** Start **

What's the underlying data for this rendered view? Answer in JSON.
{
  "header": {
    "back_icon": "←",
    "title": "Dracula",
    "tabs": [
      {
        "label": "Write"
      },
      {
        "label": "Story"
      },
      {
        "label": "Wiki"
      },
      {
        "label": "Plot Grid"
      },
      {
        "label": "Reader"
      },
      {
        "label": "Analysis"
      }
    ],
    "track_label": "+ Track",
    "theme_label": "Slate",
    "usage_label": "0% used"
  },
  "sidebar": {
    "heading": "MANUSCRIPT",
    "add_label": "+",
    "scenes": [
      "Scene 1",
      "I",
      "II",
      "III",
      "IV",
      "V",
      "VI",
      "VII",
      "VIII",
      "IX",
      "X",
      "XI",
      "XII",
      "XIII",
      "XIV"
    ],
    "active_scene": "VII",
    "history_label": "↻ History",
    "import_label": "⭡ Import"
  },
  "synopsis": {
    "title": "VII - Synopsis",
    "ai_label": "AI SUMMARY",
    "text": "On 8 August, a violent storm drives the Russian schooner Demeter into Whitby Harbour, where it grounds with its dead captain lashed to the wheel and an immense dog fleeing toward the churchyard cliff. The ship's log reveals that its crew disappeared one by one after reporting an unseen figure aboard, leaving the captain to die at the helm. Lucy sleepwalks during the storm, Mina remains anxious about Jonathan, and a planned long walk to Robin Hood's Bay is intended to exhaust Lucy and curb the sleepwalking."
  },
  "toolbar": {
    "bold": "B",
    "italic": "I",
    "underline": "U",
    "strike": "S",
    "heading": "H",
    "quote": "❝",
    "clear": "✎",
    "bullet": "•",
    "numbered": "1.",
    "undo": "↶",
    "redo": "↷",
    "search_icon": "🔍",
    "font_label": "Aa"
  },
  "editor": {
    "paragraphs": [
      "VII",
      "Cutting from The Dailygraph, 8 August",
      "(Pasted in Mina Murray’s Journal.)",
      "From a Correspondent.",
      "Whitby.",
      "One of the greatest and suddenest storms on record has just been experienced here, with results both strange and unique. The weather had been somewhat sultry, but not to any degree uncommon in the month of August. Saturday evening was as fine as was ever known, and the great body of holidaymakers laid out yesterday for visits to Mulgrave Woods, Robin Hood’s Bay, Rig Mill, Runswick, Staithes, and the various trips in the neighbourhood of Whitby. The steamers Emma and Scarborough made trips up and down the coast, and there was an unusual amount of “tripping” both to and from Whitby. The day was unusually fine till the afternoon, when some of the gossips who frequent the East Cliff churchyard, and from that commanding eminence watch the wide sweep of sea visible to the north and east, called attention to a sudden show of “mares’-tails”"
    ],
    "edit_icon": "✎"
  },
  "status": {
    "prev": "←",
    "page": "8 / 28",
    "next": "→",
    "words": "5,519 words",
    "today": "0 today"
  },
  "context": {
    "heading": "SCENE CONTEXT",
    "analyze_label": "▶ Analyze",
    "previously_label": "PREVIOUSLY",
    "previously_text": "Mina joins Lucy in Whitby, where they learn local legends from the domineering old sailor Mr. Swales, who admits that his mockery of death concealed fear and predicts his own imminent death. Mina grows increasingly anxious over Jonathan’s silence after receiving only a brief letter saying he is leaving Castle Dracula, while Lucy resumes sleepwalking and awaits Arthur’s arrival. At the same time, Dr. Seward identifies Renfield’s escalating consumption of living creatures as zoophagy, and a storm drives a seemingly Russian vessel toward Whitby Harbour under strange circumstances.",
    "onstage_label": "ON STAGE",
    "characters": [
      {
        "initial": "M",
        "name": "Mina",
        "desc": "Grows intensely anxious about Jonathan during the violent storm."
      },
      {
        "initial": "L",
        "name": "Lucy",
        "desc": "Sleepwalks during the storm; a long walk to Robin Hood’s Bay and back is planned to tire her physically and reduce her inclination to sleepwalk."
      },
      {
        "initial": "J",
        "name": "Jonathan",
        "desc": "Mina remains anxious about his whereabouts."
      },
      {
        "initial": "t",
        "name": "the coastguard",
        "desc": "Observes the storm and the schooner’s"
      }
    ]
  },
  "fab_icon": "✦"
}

** End **
** Start **

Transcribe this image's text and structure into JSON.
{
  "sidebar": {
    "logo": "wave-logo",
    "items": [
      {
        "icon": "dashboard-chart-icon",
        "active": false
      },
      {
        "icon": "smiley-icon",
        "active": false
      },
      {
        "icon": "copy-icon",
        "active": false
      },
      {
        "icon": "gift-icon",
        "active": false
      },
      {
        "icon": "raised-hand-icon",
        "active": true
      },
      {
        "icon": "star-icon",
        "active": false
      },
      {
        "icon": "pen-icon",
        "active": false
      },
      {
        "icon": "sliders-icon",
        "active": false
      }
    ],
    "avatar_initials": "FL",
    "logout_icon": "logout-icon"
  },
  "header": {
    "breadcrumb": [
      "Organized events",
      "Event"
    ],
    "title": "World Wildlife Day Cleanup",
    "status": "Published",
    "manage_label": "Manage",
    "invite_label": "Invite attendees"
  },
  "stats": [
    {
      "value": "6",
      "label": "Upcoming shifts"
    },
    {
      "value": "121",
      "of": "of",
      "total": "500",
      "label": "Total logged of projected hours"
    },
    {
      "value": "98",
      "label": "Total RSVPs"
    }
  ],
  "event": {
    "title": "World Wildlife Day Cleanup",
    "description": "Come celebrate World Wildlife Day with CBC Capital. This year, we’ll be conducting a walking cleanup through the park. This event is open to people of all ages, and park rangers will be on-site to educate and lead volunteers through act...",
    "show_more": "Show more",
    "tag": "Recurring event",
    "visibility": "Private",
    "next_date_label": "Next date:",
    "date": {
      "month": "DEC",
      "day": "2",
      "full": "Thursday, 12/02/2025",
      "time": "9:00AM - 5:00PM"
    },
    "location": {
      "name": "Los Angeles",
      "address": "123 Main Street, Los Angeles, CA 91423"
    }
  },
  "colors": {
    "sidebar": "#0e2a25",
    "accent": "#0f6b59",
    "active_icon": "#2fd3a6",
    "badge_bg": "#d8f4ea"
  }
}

** End **

Stated exercise ::
Count how many lines in the data above hold the string "into", and give the number with no other words.

Reply to the exercise ::
2